## [Exercise]
Filter the entries down to the lines containing "aparición", and copy those lines.

## [Supplied information]
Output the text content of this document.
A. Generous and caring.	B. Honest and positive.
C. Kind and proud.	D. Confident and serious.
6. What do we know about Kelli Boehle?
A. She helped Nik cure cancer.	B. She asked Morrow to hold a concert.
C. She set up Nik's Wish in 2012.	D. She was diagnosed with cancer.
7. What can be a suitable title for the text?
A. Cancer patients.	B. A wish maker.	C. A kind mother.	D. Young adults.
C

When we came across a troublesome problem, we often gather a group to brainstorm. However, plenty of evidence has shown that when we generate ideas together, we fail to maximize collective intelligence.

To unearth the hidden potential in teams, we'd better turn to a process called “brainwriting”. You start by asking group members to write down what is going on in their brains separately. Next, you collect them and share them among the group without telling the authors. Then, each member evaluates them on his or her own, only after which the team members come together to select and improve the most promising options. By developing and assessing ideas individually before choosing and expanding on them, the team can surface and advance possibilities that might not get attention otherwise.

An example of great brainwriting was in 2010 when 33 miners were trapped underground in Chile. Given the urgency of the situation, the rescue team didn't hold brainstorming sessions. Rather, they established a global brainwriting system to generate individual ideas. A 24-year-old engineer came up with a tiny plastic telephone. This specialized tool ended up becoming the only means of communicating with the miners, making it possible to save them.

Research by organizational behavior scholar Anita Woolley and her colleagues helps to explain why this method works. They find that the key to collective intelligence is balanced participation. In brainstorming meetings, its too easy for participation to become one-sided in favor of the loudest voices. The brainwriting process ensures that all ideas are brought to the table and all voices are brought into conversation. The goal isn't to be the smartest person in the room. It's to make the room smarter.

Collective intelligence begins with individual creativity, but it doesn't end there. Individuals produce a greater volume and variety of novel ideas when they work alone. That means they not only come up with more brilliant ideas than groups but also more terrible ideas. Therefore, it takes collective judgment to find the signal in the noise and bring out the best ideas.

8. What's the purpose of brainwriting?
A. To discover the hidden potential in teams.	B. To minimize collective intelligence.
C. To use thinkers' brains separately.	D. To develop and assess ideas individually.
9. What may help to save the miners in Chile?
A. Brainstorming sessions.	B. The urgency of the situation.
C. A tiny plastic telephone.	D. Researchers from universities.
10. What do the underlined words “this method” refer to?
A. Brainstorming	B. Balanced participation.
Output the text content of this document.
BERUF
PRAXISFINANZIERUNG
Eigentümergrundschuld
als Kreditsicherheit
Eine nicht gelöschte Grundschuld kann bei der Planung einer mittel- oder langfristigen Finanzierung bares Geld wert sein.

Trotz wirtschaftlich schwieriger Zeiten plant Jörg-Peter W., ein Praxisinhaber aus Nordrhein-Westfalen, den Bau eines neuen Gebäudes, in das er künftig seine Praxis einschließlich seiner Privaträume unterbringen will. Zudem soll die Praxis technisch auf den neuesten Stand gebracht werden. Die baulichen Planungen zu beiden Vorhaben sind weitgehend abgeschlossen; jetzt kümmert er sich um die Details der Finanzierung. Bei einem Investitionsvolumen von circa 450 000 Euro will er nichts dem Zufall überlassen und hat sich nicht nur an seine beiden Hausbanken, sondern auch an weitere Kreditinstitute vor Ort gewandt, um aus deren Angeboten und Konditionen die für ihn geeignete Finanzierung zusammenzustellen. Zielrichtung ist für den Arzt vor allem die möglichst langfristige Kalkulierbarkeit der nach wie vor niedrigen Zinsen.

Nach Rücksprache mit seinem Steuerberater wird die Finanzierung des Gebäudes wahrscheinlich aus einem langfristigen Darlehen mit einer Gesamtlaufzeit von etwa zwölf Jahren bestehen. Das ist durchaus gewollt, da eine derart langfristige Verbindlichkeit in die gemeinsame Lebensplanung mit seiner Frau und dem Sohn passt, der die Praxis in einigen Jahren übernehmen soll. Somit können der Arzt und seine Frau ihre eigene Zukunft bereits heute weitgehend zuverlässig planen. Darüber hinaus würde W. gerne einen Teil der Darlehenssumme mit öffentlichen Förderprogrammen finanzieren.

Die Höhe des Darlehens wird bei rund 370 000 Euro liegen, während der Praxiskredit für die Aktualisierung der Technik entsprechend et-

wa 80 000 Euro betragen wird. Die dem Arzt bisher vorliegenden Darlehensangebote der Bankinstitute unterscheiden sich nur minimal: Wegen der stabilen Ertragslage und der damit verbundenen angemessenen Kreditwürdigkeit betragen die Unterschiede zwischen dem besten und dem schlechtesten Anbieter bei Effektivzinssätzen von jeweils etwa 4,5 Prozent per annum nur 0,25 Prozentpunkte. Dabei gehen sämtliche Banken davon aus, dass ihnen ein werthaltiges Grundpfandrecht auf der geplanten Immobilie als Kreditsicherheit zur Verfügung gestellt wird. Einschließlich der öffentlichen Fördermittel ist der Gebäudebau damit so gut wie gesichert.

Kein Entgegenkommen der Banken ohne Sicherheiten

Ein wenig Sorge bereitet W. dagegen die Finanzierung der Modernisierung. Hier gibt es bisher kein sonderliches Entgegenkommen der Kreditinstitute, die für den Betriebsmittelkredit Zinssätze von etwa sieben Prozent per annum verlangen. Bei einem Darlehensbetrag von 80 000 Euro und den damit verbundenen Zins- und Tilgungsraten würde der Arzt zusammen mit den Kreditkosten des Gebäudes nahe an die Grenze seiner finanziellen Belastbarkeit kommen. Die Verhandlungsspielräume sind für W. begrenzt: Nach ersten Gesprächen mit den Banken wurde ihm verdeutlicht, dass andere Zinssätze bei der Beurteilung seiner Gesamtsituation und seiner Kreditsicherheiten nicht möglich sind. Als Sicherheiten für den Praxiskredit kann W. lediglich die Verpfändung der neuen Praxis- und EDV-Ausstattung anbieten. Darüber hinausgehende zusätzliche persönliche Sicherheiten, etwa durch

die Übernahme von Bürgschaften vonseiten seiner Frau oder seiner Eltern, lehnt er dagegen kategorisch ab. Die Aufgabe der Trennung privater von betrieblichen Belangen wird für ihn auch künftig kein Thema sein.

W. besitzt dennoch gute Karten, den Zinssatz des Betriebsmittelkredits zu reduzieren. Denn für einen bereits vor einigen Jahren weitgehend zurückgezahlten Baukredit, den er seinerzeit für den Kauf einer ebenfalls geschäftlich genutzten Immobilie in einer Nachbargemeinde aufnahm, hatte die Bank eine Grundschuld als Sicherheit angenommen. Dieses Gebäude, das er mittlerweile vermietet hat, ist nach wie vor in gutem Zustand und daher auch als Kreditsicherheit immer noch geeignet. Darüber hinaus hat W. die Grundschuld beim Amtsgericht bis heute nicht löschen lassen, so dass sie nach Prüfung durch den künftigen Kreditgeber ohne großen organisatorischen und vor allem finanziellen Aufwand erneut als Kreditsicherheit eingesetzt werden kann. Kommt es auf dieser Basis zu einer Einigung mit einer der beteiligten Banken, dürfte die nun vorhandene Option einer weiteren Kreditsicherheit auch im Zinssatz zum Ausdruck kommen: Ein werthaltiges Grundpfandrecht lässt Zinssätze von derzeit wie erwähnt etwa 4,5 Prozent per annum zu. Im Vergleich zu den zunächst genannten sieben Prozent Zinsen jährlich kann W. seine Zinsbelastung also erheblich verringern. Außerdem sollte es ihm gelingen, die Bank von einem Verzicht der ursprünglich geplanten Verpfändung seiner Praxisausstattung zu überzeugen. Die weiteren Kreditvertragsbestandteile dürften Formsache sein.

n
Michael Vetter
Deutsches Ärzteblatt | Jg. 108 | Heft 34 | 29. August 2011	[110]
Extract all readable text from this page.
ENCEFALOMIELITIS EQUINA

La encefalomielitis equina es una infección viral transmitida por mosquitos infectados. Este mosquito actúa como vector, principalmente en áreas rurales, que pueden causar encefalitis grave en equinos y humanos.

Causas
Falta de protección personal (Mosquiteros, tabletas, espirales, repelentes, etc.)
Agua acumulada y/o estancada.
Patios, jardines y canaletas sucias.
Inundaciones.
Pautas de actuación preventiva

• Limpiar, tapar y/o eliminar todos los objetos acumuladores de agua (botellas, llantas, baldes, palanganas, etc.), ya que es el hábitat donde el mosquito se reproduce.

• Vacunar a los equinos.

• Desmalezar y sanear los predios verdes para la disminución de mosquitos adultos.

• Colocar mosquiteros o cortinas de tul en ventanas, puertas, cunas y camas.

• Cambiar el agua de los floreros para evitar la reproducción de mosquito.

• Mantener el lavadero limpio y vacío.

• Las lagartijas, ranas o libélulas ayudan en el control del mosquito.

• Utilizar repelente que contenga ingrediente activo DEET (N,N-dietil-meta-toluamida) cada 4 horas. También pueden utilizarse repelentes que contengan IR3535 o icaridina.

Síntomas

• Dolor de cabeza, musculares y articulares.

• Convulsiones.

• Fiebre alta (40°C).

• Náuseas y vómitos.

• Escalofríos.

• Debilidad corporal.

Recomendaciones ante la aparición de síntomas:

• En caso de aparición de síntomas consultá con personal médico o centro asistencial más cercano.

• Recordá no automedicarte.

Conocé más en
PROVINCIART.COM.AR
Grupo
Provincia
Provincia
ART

## [Output for this task]
Recomendaciones ante la aparición de síntomas:
• En caso de aparición de síntomas consultá con personal médico o centro asistencial más cercano.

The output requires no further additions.